>> Begin DATA IN THIS EXERCISE

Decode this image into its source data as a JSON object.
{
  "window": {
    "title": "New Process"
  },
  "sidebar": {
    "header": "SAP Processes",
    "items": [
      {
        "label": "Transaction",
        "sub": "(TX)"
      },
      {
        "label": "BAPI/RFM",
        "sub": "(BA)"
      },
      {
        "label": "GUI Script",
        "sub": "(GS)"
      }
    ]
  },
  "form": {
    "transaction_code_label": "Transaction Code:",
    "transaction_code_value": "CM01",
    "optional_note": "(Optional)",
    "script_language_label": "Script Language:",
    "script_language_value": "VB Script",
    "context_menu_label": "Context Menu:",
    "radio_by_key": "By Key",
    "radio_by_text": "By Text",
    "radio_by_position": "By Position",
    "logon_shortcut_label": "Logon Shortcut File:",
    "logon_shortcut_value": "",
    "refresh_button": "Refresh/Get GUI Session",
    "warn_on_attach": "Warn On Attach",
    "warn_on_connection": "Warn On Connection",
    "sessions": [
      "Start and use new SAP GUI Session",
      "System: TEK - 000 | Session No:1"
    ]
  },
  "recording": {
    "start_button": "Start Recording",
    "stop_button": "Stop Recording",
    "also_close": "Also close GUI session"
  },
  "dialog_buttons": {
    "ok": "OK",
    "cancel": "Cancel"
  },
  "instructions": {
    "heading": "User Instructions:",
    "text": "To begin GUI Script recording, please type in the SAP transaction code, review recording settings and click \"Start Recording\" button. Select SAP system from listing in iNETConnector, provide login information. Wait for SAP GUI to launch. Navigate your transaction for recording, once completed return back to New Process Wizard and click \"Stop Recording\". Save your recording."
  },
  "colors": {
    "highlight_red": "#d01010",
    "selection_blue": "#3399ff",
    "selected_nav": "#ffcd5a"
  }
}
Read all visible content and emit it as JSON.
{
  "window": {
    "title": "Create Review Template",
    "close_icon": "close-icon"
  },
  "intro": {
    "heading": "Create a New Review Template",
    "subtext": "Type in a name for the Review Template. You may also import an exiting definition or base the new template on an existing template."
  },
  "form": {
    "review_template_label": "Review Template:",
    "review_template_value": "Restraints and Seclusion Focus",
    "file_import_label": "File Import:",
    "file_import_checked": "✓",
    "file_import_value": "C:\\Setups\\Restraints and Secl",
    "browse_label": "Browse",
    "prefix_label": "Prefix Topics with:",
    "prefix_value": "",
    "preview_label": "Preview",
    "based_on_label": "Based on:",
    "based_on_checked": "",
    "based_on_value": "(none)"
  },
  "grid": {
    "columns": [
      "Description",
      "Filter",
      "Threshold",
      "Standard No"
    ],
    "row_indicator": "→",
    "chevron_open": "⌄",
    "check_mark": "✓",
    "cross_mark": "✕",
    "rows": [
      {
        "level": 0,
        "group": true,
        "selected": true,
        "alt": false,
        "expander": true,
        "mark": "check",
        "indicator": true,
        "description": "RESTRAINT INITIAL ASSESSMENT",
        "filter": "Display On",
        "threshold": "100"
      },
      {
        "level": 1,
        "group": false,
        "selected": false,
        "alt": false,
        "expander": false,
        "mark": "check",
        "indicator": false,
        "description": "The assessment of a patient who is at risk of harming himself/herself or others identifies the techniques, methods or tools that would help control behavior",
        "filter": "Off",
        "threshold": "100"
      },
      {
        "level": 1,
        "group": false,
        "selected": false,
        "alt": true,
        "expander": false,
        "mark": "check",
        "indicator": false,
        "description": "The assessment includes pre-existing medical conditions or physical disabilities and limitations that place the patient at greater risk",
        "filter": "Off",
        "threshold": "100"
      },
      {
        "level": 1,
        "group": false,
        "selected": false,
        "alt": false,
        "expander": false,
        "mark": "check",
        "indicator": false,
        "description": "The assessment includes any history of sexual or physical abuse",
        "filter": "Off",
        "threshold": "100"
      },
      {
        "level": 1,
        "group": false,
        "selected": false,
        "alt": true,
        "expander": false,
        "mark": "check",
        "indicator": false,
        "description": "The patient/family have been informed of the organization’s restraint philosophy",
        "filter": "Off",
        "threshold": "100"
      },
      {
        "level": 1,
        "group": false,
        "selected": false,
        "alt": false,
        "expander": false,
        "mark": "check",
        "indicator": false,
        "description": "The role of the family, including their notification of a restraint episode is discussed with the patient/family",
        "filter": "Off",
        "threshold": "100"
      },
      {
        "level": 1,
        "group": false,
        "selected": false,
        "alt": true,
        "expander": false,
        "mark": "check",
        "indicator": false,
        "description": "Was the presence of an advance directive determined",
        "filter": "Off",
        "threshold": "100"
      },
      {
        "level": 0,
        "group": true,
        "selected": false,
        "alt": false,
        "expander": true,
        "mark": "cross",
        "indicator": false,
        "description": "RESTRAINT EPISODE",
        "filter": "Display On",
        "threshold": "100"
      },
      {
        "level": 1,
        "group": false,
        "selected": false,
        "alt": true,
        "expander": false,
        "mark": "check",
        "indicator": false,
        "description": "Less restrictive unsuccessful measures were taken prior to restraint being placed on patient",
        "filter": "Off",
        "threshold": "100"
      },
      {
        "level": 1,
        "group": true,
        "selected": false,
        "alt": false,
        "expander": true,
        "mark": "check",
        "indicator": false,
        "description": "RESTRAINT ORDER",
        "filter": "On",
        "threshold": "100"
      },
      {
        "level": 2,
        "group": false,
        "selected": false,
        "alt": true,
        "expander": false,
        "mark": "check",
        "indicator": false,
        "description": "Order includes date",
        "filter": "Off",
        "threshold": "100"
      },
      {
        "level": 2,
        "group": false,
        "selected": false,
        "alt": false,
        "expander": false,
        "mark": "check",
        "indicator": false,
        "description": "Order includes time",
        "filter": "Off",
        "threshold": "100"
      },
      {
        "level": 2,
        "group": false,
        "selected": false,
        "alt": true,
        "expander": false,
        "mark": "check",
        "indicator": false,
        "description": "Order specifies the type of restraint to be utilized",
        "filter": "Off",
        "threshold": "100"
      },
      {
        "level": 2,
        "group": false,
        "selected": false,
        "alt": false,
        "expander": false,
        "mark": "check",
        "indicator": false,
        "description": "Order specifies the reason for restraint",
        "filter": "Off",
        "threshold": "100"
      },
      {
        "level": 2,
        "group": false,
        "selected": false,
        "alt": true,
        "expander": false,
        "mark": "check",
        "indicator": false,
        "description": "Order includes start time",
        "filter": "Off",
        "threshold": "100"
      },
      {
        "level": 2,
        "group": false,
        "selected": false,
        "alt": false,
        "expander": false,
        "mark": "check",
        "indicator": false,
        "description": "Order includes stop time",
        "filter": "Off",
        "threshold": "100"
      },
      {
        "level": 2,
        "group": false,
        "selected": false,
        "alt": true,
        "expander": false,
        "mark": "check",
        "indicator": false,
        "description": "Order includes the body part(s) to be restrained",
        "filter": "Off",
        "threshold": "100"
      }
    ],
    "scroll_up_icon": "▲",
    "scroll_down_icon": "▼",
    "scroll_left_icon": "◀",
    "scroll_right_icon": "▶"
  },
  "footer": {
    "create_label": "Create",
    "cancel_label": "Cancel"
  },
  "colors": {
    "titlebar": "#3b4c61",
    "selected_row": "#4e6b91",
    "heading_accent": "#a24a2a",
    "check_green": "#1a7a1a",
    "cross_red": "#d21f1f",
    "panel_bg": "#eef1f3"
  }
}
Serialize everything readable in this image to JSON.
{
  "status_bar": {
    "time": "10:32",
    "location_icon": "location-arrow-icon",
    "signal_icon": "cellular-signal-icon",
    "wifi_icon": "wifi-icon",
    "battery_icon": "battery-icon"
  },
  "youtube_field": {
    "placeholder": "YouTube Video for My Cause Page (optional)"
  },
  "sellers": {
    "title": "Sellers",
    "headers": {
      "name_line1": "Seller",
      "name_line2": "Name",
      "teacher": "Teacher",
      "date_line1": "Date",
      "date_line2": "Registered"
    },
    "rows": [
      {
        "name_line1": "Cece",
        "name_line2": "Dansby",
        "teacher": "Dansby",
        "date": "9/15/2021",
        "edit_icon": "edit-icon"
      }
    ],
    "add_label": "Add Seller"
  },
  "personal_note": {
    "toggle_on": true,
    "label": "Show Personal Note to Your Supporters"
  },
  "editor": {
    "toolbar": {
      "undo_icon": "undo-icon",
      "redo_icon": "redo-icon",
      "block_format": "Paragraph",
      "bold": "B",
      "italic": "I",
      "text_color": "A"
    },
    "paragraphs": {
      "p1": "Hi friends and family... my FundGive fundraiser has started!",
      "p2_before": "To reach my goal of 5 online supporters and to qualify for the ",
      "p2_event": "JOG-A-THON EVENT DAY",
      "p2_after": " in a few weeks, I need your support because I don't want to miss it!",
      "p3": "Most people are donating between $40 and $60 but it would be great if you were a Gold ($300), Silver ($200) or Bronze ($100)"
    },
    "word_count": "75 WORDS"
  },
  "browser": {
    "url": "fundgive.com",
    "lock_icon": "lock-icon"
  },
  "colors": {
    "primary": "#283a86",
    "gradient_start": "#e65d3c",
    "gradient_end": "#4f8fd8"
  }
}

>> End DATA IN THIS EXERCISE

REQUEST
Using the entries above, find all lines with "specifies". Copy them.

OUTPUT OF THE TASK
        "description": "Order specifies the type of restraint to be utilized",
        "description": "Order specifies the reason for restraint",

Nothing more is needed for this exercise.